Written problem: List all the lines in these records that hold "JSON".

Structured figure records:
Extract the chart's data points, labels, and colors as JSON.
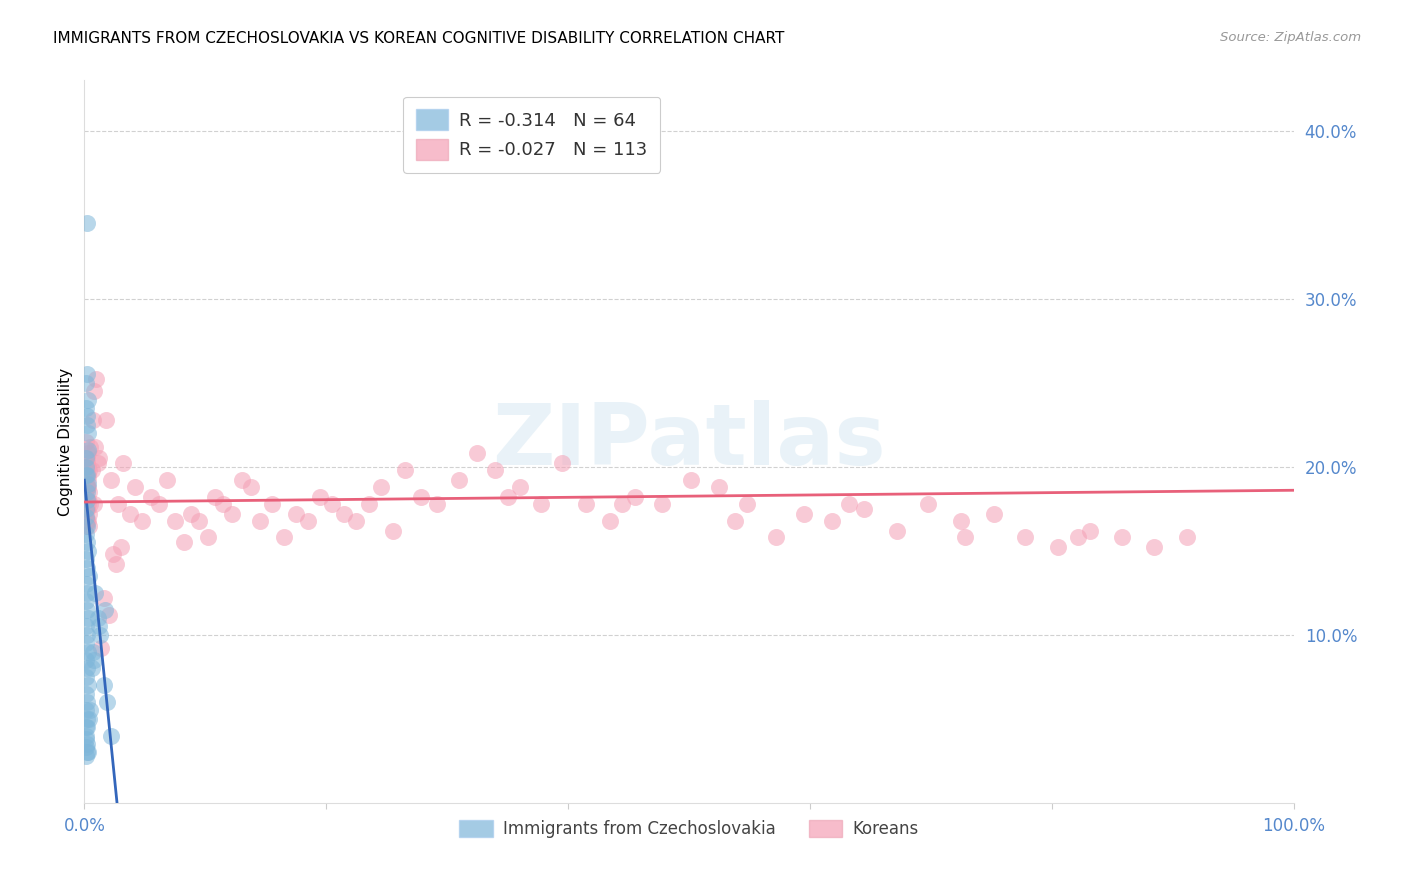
{
  "title": "IMMIGRANTS FROM CZECHOSLOVAKIA VS KOREAN COGNITIVE DISABILITY CORRELATION CHART",
  "source": "Source: ZipAtlas.com",
  "ylabel": "Cognitive Disability",
  "yaxis_ticks": [
    0.1,
    0.2,
    0.3,
    0.4
  ],
  "yaxis_labels": [
    "10.0%",
    "20.0%",
    "30.0%",
    "40.0%"
  ],
  "xlim": [
    0.0,
    1.0
  ],
  "ylim": [
    0.0,
    0.43
  ],
  "xticks": [
    0.0,
    0.2,
    0.4,
    0.6,
    0.8,
    1.0
  ],
  "xticklabels": [
    "0.0%",
    "",
    "",
    "",
    "",
    "100.0%"
  ],
  "legend_entries": [
    {
      "label": "R = -0.314   N = 64"
    },
    {
      "label": "R = -0.027   N = 113"
    }
  ],
  "legend_labels": [
    "Immigrants from Czechoslovakia",
    "Koreans"
  ],
  "blue_color": "#7EB6D9",
  "pink_color": "#F4A0B5",
  "blue_line_color": "#3366BB",
  "pink_line_color": "#E8607A",
  "watermark": "ZIPatlas",
  "title_fontsize": 11,
  "axis_label_color": "#5588CC",
  "blue_scatter_x": [
    0.002,
    0.001,
    0.002,
    0.003,
    0.002,
    0.001,
    0.002,
    0.003,
    0.001,
    0.002,
    0.001,
    0.002,
    0.003,
    0.001,
    0.002,
    0.004,
    0.001,
    0.002,
    0.001,
    0.002,
    0.003,
    0.001,
    0.002,
    0.001,
    0.003,
    0.001,
    0.002,
    0.002,
    0.003,
    0.001,
    0.001,
    0.002,
    0.001,
    0.003,
    0.001,
    0.002,
    0.001,
    0.003,
    0.001,
    0.002,
    0.001,
    0.002,
    0.001,
    0.002,
    0.001,
    0.001,
    0.002,
    0.001,
    0.002,
    0.001,
    0.009,
    0.011,
    0.013,
    0.007,
    0.017,
    0.012,
    0.016,
    0.019,
    0.008,
    0.006,
    0.004,
    0.022,
    0.005,
    0.003
  ],
  "blue_scatter_y": [
    0.345,
    0.2,
    0.195,
    0.22,
    0.185,
    0.175,
    0.18,
    0.19,
    0.17,
    0.165,
    0.16,
    0.155,
    0.15,
    0.145,
    0.14,
    0.135,
    0.13,
    0.125,
    0.12,
    0.115,
    0.11,
    0.105,
    0.255,
    0.25,
    0.24,
    0.235,
    0.23,
    0.225,
    0.21,
    0.205,
    0.195,
    0.1,
    0.095,
    0.09,
    0.085,
    0.08,
    0.075,
    0.07,
    0.065,
    0.06,
    0.055,
    0.05,
    0.045,
    0.045,
    0.04,
    0.038,
    0.035,
    0.033,
    0.03,
    0.028,
    0.125,
    0.11,
    0.1,
    0.09,
    0.115,
    0.105,
    0.07,
    0.06,
    0.085,
    0.08,
    0.05,
    0.04,
    0.055,
    0.03
  ],
  "pink_scatter_x": [
    0.001,
    0.002,
    0.003,
    0.001,
    0.002,
    0.003,
    0.004,
    0.002,
    0.001,
    0.003,
    0.002,
    0.001,
    0.003,
    0.004,
    0.002,
    0.001,
    0.003,
    0.002,
    0.004,
    0.001,
    0.005,
    0.002,
    0.003,
    0.001,
    0.002,
    0.003,
    0.004,
    0.002,
    0.001,
    0.003,
    0.008,
    0.012,
    0.018,
    0.022,
    0.028,
    0.032,
    0.038,
    0.042,
    0.048,
    0.055,
    0.062,
    0.068,
    0.075,
    0.082,
    0.088,
    0.095,
    0.102,
    0.108,
    0.115,
    0.122,
    0.13,
    0.138,
    0.145,
    0.155,
    0.165,
    0.175,
    0.185,
    0.195,
    0.205,
    0.215,
    0.225,
    0.235,
    0.245,
    0.255,
    0.265,
    0.278,
    0.292,
    0.31,
    0.325,
    0.34,
    0.36,
    0.378,
    0.395,
    0.415,
    0.435,
    0.455,
    0.478,
    0.502,
    0.525,
    0.548,
    0.572,
    0.595,
    0.618,
    0.645,
    0.672,
    0.698,
    0.725,
    0.752,
    0.778,
    0.805,
    0.832,
    0.858,
    0.885,
    0.912,
    0.35,
    0.445,
    0.538,
    0.632,
    0.728,
    0.822,
    0.01,
    0.007,
    0.005,
    0.006,
    0.008,
    0.009,
    0.011,
    0.014,
    0.016,
    0.02,
    0.024,
    0.026,
    0.03
  ],
  "pink_scatter_y": [
    0.19,
    0.205,
    0.192,
    0.182,
    0.195,
    0.178,
    0.172,
    0.168,
    0.215,
    0.2,
    0.188,
    0.178,
    0.208,
    0.185,
    0.175,
    0.168,
    0.18,
    0.188,
    0.198,
    0.165,
    0.178,
    0.188,
    0.195,
    0.182,
    0.175,
    0.168,
    0.165,
    0.202,
    0.198,
    0.188,
    0.245,
    0.205,
    0.228,
    0.192,
    0.178,
    0.202,
    0.172,
    0.188,
    0.168,
    0.182,
    0.178,
    0.192,
    0.168,
    0.155,
    0.172,
    0.168,
    0.158,
    0.182,
    0.178,
    0.172,
    0.192,
    0.188,
    0.168,
    0.178,
    0.158,
    0.172,
    0.168,
    0.182,
    0.178,
    0.172,
    0.168,
    0.178,
    0.188,
    0.162,
    0.198,
    0.182,
    0.178,
    0.192,
    0.208,
    0.198,
    0.188,
    0.178,
    0.202,
    0.178,
    0.168,
    0.182,
    0.178,
    0.192,
    0.188,
    0.178,
    0.158,
    0.172,
    0.168,
    0.175,
    0.162,
    0.178,
    0.168,
    0.172,
    0.158,
    0.152,
    0.162,
    0.158,
    0.152,
    0.158,
    0.182,
    0.178,
    0.168,
    0.178,
    0.158,
    0.158,
    0.252,
    0.228,
    0.212,
    0.198,
    0.178,
    0.212,
    0.202,
    0.092,
    0.122,
    0.112,
    0.148,
    0.142,
    0.152
  ],
  "blue_trendline_x": [
    0.0,
    0.027
  ],
  "blue_trendline_y": [
    0.192,
    0.0
  ],
  "pink_trendline_x": [
    0.0,
    1.0
  ],
  "pink_trendline_y": [
    0.179,
    0.186
  ]
}
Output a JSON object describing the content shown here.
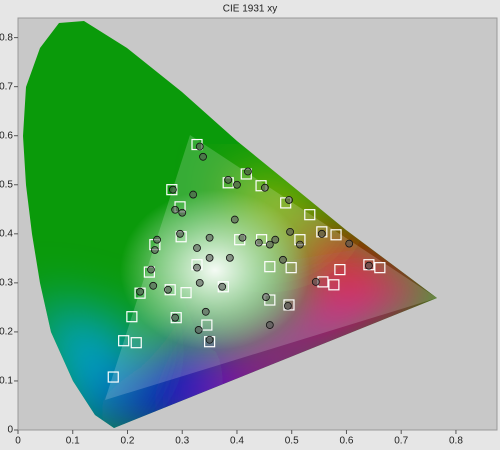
{
  "chart_data": {
    "type": "scatter",
    "title": "CIE 1931 xy",
    "xlim": [
      0,
      0.875
    ],
    "ylim": [
      0,
      0.84
    ],
    "xticks": [
      0,
      0.1,
      0.2,
      0.3,
      0.4,
      0.5,
      0.6,
      0.7,
      0.8
    ],
    "yticks": [
      0,
      0.1,
      0.2,
      0.3,
      0.4,
      0.5,
      0.6,
      0.7,
      0.8
    ],
    "series": [
      {
        "marker": "square",
        "color": "#ffffff",
        "x": [
          0.174,
          0.193,
          0.216,
          0.208,
          0.223,
          0.24,
          0.25,
          0.281,
          0.296,
          0.327,
          0.384,
          0.417,
          0.444,
          0.489,
          0.533,
          0.581,
          0.588,
          0.577,
          0.641,
          0.661,
          0.557,
          0.499,
          0.46,
          0.495,
          0.46,
          0.405,
          0.445,
          0.515,
          0.555,
          0.307,
          0.345,
          0.35,
          0.289,
          0.327,
          0.375,
          0.298,
          0.278
        ],
        "y": [
          0.108,
          0.182,
          0.178,
          0.231,
          0.279,
          0.322,
          0.378,
          0.49,
          0.455,
          0.582,
          0.504,
          0.522,
          0.498,
          0.463,
          0.439,
          0.398,
          0.327,
          0.296,
          0.337,
          0.331,
          0.302,
          0.331,
          0.333,
          0.255,
          0.265,
          0.388,
          0.388,
          0.388,
          0.404,
          0.28,
          0.214,
          0.18,
          0.229,
          0.337,
          0.292,
          0.394,
          0.286
        ]
      },
      {
        "marker": "circle",
        "color": "#555555",
        "x": [
          0.332,
          0.338,
          0.4,
          0.384,
          0.42,
          0.451,
          0.495,
          0.283,
          0.32,
          0.3,
          0.287,
          0.254,
          0.296,
          0.35,
          0.396,
          0.41,
          0.44,
          0.47,
          0.497,
          0.515,
          0.555,
          0.605,
          0.484,
          0.46,
          0.25,
          0.327,
          0.327,
          0.35,
          0.387,
          0.332,
          0.243,
          0.223,
          0.247,
          0.274,
          0.373,
          0.453,
          0.493,
          0.46,
          0.544,
          0.641,
          0.33,
          0.343,
          0.35,
          0.287
        ],
        "y": [
          0.578,
          0.557,
          0.5,
          0.51,
          0.527,
          0.494,
          0.469,
          0.49,
          0.48,
          0.443,
          0.449,
          0.388,
          0.4,
          0.392,
          0.429,
          0.392,
          0.382,
          0.388,
          0.404,
          0.378,
          0.4,
          0.38,
          0.347,
          0.378,
          0.367,
          0.371,
          0.331,
          0.351,
          0.351,
          0.3,
          0.327,
          0.282,
          0.294,
          0.286,
          0.292,
          0.271,
          0.253,
          0.214,
          0.302,
          0.335,
          0.204,
          0.241,
          0.184,
          0.229
        ]
      }
    ]
  }
}
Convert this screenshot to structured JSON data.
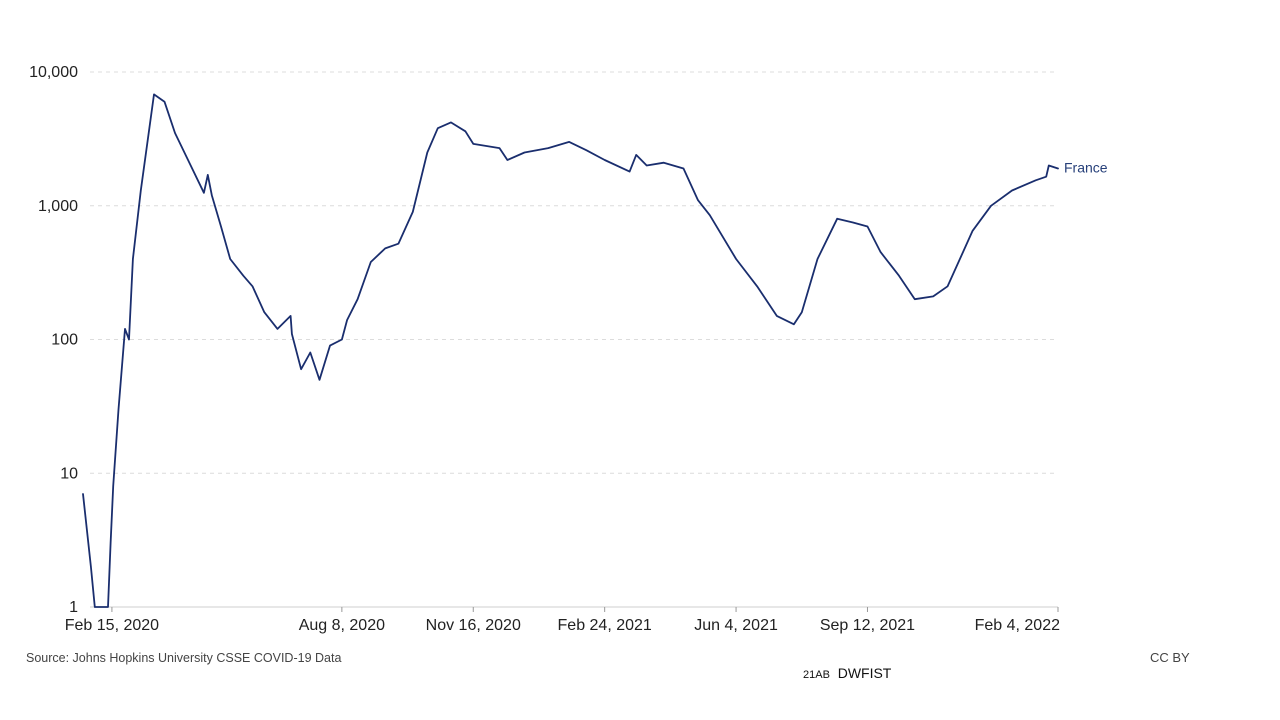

Result:
Extract the chart's data points, labels, and colors as JSON.
Output a JSON object describing the content shown here.
Convert this screenshot to structured JSON data.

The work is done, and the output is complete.